- GIVEN REQUEST -
Check each line of the material below, and copy it if it holds the string "единственный".

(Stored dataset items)
##############################
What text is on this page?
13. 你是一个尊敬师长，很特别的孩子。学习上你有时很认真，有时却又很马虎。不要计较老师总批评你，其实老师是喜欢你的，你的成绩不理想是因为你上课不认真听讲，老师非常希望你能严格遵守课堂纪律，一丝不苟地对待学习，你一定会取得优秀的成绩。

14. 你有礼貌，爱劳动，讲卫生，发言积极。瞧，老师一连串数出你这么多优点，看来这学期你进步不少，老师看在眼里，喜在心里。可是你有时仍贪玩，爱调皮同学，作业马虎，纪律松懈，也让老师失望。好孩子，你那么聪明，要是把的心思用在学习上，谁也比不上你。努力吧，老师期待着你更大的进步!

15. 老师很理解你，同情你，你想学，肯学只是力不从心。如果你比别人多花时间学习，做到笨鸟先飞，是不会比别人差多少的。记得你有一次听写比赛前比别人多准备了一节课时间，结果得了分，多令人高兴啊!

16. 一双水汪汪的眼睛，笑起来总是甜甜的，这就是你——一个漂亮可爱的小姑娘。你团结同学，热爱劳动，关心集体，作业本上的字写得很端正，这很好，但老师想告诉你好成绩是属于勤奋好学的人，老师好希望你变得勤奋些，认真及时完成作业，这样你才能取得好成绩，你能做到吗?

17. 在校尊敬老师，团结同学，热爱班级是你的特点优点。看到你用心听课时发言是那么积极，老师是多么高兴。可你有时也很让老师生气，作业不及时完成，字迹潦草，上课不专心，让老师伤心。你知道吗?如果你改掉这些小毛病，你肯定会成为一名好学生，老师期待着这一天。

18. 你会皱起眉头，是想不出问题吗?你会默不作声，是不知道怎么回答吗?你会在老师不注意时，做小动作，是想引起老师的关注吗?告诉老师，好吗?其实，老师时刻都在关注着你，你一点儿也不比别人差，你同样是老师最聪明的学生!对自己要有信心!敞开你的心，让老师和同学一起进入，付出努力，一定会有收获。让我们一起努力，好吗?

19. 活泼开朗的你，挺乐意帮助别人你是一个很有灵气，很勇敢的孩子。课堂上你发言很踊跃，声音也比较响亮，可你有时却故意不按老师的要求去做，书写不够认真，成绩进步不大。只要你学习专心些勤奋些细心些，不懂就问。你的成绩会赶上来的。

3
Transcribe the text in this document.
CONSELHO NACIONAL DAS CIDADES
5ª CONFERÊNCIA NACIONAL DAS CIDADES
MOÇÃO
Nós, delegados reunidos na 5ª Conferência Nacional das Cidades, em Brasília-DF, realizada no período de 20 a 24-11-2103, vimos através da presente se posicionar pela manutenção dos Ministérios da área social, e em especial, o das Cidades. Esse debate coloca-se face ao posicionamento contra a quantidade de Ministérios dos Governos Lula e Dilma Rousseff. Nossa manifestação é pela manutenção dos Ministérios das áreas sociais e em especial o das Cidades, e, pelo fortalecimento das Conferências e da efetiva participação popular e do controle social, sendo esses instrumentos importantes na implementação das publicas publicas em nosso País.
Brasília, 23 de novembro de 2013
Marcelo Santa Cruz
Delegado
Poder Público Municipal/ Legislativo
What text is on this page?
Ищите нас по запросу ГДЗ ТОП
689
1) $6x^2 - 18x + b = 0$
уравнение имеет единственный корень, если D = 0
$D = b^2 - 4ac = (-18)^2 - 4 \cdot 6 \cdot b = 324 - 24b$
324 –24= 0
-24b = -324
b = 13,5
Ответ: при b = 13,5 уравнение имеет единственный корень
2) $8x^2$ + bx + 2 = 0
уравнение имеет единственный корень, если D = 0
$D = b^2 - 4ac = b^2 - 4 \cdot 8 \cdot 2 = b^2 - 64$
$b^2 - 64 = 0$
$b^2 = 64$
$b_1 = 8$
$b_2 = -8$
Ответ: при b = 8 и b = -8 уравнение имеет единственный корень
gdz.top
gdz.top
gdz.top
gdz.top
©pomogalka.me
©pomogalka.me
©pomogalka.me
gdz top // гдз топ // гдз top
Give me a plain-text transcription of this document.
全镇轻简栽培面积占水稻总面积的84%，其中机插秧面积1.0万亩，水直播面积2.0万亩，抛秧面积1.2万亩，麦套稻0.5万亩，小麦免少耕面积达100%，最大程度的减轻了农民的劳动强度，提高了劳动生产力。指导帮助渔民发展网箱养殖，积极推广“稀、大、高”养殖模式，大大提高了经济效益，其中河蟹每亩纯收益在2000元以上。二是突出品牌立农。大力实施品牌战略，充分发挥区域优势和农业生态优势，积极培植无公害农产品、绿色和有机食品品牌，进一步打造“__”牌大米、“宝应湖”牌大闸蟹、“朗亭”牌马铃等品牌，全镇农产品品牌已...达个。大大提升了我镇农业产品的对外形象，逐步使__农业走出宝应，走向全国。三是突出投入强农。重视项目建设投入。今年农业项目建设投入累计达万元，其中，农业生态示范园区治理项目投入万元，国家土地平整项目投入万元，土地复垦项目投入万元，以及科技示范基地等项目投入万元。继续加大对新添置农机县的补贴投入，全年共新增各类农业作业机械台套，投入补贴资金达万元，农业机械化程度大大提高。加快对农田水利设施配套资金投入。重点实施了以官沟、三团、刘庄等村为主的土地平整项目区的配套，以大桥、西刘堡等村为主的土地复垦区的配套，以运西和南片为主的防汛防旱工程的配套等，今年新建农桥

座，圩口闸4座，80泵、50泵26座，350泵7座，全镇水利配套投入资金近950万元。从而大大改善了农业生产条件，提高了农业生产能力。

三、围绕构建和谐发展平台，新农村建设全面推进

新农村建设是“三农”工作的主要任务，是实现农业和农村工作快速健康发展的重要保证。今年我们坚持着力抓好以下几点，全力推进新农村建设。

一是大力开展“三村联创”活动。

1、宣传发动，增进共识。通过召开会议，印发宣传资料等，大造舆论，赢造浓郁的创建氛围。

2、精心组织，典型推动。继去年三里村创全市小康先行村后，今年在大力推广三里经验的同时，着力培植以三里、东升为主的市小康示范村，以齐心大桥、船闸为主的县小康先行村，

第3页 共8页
##############################
- EXERCISE OUTPUT -
уравнение имеет единственный корень, если D = 0
Ответ: при b = 13,5 уравнение имеет единственный корень
уравнение имеет единственный корень, если D = 0
Ответ: при b = 8 и b = -8 уравнение имеет единственный корень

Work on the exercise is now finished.